Aim of the exercise
Out of the lines below, please list those that hold the string "this".

Exercise material
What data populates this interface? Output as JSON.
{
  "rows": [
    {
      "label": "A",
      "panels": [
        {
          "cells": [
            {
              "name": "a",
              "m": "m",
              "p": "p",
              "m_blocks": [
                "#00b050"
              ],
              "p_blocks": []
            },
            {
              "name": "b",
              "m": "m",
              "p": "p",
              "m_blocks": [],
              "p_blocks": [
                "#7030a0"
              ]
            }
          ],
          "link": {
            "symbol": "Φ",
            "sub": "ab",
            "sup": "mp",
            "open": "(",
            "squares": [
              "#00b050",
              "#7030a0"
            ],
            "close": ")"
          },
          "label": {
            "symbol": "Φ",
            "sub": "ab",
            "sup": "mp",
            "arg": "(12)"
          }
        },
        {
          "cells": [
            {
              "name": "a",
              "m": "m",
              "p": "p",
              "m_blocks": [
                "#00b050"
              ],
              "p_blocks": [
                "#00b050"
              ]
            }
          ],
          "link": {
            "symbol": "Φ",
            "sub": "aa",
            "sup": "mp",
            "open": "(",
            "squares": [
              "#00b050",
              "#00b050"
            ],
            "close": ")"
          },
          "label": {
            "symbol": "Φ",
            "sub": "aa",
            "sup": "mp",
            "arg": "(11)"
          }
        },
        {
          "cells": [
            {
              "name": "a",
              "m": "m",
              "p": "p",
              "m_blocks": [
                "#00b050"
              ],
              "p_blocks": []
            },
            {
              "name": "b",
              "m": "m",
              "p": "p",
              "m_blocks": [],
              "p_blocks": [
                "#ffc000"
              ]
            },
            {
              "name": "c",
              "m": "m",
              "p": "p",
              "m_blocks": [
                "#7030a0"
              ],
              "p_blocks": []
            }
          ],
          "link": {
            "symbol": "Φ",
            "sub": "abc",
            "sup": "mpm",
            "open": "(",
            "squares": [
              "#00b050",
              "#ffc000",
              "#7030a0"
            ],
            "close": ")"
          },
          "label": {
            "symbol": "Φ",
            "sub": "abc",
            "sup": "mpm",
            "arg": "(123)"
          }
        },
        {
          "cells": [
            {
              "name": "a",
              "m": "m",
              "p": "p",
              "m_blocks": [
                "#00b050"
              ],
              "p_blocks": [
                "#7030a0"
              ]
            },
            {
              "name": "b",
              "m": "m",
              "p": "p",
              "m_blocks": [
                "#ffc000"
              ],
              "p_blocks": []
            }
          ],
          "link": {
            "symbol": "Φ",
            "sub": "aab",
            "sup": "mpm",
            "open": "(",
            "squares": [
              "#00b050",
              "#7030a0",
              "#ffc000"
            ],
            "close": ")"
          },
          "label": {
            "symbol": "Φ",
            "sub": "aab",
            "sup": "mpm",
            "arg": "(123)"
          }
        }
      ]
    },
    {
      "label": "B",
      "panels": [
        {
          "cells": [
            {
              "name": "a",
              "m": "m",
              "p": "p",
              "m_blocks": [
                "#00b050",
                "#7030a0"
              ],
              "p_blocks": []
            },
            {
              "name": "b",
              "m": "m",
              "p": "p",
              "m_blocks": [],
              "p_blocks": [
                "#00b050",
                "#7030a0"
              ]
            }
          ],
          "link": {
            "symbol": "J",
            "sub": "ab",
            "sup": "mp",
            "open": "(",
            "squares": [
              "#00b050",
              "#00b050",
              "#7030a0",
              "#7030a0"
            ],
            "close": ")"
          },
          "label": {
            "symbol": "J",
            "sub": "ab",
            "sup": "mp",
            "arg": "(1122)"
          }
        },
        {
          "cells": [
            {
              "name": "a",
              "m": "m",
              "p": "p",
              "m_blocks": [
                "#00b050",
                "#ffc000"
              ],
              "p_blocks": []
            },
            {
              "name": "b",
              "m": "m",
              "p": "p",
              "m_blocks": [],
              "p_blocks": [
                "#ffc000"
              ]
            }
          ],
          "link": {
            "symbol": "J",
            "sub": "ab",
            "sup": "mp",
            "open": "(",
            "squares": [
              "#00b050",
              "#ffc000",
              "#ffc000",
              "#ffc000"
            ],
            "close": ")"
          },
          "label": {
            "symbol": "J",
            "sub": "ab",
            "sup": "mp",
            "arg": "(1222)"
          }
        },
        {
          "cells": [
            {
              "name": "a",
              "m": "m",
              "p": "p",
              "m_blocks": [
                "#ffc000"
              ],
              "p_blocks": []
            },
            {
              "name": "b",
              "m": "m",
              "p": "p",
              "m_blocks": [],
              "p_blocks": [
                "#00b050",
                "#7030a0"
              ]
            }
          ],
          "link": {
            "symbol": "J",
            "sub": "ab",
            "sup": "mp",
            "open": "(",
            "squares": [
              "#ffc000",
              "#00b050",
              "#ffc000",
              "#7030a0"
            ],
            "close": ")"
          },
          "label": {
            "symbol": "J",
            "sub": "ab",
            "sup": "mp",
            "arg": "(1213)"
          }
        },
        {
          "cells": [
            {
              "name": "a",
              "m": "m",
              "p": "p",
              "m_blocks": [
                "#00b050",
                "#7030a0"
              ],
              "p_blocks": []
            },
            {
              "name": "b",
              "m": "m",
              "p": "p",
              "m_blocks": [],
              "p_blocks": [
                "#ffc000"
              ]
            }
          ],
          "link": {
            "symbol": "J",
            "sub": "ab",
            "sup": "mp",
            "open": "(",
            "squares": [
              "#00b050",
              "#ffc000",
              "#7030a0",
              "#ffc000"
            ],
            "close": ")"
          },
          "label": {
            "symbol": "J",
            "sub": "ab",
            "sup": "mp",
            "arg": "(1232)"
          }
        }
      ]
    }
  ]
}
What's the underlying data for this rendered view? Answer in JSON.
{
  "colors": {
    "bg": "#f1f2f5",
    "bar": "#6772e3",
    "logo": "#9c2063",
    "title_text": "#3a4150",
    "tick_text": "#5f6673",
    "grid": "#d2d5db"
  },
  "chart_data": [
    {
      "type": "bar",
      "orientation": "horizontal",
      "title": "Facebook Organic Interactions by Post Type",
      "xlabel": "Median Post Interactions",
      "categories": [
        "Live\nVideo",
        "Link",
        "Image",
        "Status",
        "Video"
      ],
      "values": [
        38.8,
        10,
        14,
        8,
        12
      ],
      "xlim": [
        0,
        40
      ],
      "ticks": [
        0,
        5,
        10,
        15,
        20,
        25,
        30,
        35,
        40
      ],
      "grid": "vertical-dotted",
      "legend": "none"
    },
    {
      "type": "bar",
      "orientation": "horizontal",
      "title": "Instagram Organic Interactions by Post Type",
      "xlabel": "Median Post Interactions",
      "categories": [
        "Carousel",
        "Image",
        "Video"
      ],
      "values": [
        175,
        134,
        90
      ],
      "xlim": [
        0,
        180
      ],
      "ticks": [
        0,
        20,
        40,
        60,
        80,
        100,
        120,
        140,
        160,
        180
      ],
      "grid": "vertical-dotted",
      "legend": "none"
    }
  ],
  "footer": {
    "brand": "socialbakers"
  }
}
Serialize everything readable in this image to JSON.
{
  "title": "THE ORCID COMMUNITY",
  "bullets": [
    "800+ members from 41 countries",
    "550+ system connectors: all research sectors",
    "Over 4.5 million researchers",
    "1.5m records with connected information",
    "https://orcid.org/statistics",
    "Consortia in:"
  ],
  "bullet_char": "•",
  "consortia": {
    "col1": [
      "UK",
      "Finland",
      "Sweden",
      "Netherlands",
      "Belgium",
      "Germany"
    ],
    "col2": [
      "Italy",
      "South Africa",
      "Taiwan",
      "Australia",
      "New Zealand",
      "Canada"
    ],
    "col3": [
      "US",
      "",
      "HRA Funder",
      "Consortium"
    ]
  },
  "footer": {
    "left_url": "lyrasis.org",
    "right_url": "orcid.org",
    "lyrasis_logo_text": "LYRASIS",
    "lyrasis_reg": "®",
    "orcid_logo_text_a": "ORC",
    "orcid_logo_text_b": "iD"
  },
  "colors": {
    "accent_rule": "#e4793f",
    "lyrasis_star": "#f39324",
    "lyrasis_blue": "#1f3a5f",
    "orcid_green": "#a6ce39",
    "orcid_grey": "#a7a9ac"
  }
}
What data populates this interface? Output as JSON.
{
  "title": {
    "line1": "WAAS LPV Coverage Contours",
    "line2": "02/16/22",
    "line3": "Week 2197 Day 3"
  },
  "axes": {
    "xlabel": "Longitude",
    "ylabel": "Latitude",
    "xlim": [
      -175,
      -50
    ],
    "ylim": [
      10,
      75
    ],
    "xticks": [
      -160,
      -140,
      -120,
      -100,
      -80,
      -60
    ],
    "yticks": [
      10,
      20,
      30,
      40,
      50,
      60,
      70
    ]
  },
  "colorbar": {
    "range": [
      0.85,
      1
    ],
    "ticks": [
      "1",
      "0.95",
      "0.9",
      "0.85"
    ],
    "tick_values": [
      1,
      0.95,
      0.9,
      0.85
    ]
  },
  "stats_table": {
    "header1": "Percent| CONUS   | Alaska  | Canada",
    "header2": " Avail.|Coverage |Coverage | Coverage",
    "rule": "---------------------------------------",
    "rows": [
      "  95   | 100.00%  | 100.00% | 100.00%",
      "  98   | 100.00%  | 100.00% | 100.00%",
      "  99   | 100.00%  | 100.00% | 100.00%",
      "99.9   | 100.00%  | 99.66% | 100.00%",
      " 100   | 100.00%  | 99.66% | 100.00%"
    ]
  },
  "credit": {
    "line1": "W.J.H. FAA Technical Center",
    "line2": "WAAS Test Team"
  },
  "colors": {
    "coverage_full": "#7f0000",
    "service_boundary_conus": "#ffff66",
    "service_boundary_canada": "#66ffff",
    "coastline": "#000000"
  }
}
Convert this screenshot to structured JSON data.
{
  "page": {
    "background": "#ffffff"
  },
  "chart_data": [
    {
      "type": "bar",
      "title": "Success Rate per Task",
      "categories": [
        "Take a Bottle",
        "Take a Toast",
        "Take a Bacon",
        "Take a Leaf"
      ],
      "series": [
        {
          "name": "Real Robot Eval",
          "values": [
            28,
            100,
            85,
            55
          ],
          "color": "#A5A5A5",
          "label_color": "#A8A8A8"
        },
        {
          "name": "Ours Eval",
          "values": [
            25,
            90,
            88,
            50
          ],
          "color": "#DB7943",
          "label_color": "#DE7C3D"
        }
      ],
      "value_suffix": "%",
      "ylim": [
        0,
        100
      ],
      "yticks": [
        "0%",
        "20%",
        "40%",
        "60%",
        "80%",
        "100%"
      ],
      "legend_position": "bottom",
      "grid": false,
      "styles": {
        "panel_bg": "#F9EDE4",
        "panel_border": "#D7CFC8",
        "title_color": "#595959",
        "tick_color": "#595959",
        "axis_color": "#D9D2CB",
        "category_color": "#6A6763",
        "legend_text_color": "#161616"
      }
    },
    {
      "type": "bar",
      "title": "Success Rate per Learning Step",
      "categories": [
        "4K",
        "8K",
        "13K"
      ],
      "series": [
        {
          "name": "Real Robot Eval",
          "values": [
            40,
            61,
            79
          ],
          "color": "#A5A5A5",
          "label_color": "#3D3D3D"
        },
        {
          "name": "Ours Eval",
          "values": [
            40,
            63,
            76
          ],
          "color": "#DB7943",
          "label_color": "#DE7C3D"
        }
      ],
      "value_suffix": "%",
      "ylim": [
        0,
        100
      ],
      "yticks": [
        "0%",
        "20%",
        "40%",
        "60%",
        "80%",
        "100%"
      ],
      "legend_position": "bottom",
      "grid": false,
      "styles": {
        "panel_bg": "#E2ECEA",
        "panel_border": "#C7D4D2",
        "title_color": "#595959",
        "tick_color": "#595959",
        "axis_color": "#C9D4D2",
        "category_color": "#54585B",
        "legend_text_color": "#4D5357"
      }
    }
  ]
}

Correct result
What data populates this interface? Output as JSON.
What's the underlying data for this rendered view? Answer in JSON.
Serialize everything readable in this image to JSON.
What data populates this interface? Output as JSON.
Convert this screenshot to structured JSON data.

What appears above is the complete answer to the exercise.